**WORK REQUIRED**
Identify each line below containing the string "Müllbehälter" and copy it.

* Begin *

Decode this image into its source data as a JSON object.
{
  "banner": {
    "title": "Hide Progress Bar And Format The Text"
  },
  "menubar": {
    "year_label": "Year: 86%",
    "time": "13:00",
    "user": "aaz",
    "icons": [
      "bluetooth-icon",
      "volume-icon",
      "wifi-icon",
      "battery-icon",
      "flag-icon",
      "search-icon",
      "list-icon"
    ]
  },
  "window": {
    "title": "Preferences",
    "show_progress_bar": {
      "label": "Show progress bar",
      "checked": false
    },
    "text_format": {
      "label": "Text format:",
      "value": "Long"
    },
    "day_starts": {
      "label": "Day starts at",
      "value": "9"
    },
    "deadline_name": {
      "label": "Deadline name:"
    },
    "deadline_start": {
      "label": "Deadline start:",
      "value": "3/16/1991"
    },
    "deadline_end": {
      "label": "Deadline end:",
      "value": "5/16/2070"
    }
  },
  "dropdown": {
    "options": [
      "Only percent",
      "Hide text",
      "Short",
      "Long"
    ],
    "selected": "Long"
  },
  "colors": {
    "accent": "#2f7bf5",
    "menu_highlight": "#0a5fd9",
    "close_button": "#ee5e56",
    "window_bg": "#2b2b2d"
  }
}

* End *
* Begin *

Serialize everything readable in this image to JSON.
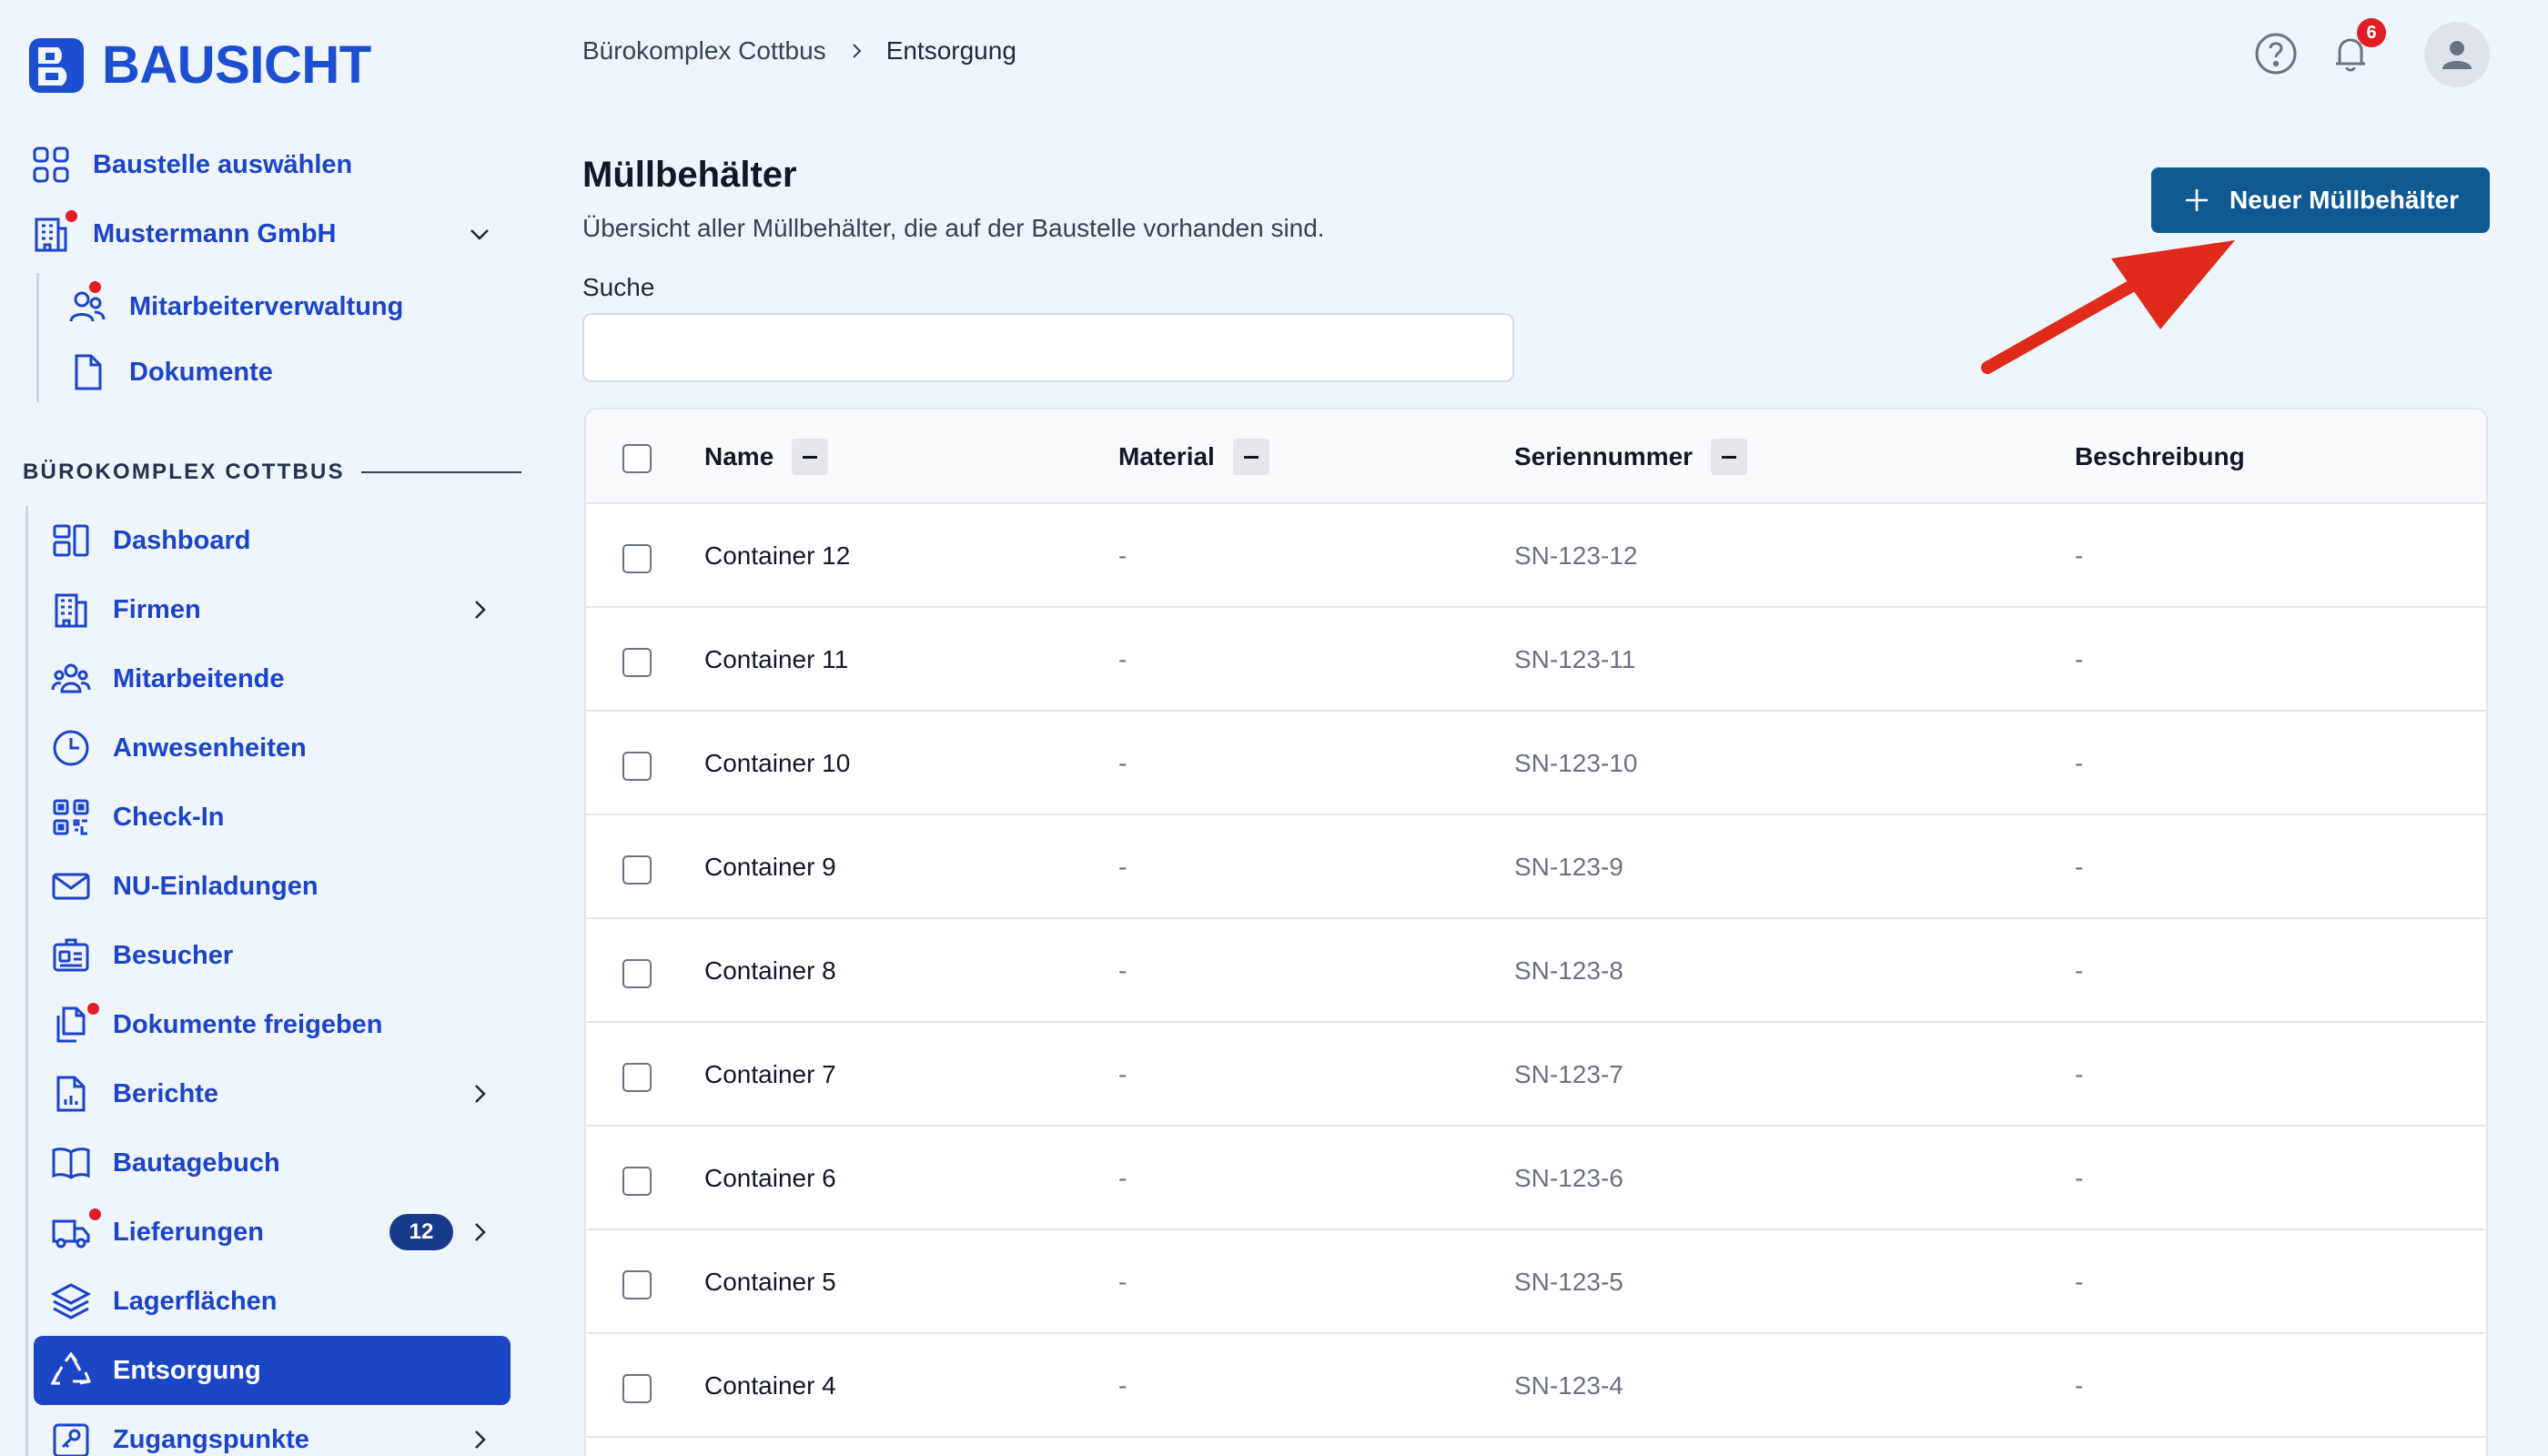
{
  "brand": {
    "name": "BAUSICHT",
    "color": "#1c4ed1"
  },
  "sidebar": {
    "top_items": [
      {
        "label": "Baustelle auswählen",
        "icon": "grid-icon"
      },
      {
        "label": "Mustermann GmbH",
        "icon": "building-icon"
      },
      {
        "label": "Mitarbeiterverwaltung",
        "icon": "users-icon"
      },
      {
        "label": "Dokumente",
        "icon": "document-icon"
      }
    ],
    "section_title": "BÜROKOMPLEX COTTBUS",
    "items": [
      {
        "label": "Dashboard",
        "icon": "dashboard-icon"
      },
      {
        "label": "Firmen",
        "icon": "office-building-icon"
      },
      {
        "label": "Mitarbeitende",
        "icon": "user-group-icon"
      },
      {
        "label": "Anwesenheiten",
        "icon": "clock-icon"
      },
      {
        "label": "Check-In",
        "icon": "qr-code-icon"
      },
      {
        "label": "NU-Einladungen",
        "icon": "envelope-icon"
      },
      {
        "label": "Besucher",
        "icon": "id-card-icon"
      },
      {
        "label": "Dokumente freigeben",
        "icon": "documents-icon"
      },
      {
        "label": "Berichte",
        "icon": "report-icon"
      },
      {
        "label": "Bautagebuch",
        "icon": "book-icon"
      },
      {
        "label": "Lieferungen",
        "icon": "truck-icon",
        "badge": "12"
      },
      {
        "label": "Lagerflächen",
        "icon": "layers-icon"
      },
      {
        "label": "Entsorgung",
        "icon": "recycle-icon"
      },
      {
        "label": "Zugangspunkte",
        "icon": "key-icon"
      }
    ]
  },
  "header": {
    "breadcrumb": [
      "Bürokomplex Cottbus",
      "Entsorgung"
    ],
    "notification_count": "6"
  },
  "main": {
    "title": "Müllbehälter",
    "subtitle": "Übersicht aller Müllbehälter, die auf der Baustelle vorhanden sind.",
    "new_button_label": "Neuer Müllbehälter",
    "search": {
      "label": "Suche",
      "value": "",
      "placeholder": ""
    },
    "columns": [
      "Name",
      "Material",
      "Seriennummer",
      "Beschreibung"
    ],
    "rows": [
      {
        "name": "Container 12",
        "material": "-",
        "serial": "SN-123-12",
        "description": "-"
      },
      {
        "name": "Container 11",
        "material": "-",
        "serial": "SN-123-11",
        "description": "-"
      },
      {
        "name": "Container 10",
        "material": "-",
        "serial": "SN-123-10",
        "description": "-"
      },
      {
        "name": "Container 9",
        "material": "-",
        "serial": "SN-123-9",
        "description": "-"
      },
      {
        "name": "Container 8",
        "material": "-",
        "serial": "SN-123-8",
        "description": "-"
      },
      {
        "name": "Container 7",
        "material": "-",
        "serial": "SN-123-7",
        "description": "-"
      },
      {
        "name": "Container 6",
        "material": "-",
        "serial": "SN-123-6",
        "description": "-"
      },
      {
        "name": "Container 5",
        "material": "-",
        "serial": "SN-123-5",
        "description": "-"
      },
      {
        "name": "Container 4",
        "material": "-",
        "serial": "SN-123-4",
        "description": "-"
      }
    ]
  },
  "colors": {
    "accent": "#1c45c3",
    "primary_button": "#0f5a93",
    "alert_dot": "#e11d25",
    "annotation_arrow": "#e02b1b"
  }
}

* End *

**THE OUTPUT**
    "title": "Müllbehälter",
    "subtitle": "Übersicht aller Müllbehälter, die auf der Baustelle vorhanden sind.",
    "new_button_label": "Neuer Müllbehälter",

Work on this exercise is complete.